(Items from a dataset)

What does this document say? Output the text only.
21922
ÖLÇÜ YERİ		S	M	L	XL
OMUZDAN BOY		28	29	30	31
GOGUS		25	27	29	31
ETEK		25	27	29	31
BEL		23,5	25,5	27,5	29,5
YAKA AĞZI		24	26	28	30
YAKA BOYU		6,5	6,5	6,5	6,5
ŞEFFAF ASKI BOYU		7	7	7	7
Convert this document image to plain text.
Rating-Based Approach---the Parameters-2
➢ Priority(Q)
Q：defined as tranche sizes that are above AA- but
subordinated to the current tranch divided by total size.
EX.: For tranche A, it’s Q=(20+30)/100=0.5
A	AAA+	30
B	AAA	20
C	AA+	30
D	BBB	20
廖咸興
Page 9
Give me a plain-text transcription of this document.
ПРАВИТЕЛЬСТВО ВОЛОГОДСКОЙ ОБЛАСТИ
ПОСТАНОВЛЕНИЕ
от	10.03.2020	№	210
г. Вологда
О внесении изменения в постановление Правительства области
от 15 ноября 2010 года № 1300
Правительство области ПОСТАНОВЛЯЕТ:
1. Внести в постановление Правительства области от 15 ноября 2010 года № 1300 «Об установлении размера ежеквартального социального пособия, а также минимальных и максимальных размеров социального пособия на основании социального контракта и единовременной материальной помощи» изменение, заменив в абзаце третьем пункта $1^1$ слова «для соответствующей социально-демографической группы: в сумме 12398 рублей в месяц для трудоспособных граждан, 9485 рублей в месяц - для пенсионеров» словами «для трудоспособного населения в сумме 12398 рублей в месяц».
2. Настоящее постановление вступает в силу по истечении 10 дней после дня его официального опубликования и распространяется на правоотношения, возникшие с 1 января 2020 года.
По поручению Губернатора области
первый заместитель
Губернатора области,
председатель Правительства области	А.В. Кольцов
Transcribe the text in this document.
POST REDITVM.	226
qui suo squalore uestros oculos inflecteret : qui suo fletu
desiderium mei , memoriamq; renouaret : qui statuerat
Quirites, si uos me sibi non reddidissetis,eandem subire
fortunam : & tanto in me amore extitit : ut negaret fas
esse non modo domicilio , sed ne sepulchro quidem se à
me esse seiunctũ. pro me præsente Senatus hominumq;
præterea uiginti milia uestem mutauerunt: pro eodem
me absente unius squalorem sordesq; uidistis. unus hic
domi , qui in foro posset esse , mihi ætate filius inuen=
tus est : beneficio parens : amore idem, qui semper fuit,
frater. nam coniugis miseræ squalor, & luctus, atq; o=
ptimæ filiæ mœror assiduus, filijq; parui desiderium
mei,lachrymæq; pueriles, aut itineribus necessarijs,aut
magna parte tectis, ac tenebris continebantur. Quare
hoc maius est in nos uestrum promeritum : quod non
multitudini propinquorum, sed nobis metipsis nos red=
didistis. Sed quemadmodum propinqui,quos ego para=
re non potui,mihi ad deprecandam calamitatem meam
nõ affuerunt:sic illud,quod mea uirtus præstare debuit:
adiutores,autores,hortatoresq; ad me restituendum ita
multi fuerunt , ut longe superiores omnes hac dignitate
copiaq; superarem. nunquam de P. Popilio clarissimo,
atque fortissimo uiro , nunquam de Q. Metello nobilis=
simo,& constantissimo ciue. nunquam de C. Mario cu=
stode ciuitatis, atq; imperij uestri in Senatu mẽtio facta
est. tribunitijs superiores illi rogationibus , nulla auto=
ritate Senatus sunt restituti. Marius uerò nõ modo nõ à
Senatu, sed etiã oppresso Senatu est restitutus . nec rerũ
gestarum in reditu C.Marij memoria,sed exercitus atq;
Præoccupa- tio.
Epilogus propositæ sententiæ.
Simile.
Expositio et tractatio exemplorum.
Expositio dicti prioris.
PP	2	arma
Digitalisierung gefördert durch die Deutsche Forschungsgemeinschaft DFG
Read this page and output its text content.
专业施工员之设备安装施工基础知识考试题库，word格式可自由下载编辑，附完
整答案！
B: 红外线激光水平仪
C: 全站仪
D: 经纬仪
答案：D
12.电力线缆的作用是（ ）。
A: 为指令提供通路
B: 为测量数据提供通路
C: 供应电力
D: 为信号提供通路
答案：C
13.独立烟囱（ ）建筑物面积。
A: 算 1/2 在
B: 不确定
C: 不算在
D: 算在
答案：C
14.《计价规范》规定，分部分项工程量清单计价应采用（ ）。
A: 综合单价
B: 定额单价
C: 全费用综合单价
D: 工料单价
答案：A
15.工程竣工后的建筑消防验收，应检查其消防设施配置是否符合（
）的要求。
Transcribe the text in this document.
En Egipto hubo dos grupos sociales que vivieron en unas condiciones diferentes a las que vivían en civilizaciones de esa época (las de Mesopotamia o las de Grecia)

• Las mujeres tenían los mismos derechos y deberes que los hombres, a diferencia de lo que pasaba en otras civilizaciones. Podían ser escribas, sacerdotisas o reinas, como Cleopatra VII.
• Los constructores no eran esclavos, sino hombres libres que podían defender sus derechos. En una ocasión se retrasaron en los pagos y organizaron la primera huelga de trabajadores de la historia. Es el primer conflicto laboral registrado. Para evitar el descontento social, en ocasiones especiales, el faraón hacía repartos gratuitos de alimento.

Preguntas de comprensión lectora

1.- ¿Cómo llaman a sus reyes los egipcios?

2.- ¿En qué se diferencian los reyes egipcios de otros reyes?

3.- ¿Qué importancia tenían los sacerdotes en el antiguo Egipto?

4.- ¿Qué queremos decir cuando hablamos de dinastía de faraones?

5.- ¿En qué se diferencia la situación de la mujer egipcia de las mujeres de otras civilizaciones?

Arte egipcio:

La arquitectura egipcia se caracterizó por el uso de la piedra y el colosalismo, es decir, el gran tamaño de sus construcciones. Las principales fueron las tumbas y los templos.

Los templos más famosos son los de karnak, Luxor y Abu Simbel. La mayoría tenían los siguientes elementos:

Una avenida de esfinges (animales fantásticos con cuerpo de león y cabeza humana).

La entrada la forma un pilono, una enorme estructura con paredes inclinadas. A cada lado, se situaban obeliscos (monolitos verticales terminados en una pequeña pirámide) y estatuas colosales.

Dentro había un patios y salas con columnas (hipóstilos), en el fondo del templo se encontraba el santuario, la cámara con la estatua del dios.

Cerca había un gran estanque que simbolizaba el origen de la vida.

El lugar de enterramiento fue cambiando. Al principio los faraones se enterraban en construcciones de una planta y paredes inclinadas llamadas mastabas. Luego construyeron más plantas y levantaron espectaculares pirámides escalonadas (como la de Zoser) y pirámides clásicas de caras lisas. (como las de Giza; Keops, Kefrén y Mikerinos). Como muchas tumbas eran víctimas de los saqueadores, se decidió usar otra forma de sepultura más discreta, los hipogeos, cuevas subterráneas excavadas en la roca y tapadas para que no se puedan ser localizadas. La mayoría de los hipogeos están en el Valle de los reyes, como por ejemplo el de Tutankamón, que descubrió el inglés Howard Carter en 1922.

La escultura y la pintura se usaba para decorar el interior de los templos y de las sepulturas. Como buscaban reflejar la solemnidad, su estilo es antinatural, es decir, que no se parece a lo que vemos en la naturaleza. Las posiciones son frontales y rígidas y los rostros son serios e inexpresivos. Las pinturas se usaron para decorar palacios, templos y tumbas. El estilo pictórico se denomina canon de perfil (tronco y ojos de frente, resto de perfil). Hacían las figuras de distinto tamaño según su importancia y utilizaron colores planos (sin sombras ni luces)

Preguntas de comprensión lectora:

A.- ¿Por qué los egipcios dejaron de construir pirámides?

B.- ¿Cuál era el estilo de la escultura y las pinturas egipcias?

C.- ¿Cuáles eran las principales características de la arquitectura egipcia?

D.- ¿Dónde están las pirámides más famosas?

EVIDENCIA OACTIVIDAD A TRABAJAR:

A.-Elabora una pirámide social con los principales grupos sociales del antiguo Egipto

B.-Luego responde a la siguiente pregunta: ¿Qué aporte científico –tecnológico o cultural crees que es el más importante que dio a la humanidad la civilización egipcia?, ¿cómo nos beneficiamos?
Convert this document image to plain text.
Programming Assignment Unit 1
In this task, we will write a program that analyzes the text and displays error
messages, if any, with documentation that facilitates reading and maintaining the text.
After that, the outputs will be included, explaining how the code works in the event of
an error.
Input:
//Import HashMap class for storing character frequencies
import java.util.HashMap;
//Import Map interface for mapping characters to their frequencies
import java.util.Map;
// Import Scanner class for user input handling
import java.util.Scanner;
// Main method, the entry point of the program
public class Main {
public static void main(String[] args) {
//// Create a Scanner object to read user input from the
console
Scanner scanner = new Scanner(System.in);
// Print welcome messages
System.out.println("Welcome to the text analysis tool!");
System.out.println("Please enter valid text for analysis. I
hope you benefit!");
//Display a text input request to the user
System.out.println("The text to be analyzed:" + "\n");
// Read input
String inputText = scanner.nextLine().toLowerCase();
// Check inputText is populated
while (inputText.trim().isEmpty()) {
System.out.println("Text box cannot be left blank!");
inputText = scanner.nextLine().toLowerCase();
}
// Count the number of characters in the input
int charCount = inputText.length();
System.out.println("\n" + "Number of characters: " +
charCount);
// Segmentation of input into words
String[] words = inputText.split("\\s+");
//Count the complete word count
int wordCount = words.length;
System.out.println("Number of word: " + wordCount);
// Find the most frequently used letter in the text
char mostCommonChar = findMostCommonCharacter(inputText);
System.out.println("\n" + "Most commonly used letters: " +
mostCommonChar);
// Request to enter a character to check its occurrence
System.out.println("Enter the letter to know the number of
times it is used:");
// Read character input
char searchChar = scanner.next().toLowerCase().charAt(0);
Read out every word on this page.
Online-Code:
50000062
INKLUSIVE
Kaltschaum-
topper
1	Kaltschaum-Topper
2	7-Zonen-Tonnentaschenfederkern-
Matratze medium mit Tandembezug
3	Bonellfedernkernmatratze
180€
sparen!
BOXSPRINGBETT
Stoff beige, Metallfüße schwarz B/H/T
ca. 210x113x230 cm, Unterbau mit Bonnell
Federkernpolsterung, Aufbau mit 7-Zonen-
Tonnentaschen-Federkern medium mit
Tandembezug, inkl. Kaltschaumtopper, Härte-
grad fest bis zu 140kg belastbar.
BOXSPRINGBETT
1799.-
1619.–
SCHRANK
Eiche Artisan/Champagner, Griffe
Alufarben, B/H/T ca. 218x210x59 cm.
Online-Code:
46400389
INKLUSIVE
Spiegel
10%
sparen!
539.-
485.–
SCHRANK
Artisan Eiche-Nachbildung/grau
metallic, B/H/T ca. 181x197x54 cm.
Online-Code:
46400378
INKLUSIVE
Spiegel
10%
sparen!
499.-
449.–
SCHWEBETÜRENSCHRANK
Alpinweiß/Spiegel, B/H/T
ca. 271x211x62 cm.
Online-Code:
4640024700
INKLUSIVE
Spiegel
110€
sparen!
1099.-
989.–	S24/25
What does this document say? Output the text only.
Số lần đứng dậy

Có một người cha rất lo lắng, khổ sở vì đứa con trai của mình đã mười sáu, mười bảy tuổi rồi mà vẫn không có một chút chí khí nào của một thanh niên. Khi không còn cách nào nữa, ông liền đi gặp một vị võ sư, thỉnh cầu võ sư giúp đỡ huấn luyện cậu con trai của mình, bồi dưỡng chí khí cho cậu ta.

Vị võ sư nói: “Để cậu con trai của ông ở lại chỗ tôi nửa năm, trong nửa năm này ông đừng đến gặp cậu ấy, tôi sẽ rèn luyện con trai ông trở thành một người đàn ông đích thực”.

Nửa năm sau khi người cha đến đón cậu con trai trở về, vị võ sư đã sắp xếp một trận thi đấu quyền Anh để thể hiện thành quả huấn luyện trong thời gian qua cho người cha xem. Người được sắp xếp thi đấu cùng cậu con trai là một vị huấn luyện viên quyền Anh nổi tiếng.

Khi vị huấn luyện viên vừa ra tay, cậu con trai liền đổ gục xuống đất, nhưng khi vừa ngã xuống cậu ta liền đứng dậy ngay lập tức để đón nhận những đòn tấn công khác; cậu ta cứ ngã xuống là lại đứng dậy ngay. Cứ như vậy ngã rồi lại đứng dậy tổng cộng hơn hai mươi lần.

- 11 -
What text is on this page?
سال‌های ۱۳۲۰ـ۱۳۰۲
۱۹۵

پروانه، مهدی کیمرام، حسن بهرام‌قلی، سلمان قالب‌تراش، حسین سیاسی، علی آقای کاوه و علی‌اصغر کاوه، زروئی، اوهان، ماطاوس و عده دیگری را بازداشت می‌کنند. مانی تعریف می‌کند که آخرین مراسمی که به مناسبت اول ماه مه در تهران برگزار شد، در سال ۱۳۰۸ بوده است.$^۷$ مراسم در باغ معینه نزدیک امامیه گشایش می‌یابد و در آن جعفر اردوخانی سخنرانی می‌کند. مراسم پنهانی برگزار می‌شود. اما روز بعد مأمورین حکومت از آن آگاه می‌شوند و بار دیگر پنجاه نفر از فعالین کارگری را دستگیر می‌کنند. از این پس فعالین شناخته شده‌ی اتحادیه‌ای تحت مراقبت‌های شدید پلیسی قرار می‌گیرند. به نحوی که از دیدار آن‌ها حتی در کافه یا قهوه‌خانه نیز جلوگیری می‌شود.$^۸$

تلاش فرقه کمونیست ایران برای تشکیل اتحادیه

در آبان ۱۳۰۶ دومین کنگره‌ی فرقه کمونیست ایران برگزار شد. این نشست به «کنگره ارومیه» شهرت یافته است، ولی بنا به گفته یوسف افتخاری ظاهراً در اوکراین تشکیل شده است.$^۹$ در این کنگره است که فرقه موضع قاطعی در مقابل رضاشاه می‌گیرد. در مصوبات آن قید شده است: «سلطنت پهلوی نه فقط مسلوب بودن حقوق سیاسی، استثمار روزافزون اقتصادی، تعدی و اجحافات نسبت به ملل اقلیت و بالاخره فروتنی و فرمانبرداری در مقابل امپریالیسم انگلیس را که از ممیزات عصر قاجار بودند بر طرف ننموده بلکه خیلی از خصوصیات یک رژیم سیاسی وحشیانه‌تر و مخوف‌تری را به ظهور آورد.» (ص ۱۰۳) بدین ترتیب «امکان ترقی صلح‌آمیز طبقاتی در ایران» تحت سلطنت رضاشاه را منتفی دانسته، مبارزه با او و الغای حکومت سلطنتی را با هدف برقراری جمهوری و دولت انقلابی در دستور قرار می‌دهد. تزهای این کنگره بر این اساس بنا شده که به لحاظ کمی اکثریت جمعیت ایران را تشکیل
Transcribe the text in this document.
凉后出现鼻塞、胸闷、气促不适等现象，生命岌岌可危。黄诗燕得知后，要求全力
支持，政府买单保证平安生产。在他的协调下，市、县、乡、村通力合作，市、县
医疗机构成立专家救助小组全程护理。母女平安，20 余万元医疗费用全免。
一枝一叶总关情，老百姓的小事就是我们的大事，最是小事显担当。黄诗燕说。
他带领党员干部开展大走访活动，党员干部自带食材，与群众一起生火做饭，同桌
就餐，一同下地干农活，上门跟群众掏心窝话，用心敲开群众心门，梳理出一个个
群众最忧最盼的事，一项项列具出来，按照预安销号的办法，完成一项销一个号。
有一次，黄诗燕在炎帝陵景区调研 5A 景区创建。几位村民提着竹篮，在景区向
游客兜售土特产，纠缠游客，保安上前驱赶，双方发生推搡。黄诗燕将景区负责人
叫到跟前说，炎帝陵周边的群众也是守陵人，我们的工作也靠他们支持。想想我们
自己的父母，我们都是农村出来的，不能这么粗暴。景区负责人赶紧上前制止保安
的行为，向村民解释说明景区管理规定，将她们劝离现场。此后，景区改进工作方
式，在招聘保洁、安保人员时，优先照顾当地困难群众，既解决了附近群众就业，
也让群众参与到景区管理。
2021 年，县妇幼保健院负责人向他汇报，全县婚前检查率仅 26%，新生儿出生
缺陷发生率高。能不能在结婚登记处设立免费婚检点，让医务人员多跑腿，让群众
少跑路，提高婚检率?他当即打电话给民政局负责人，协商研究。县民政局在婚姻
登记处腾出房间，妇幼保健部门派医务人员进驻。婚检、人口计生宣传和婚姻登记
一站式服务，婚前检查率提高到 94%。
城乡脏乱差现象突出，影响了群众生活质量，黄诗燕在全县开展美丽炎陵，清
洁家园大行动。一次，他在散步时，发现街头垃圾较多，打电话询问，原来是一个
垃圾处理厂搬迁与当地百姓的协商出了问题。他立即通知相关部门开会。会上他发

* _Given task_: Search the entries for the word "tranche" and copy every line that has it.

* _The reply_:
Q：defined as tranche sizes that are above AA- but
EX.: For tranche A, it’s Q=(20+30)/100=0.5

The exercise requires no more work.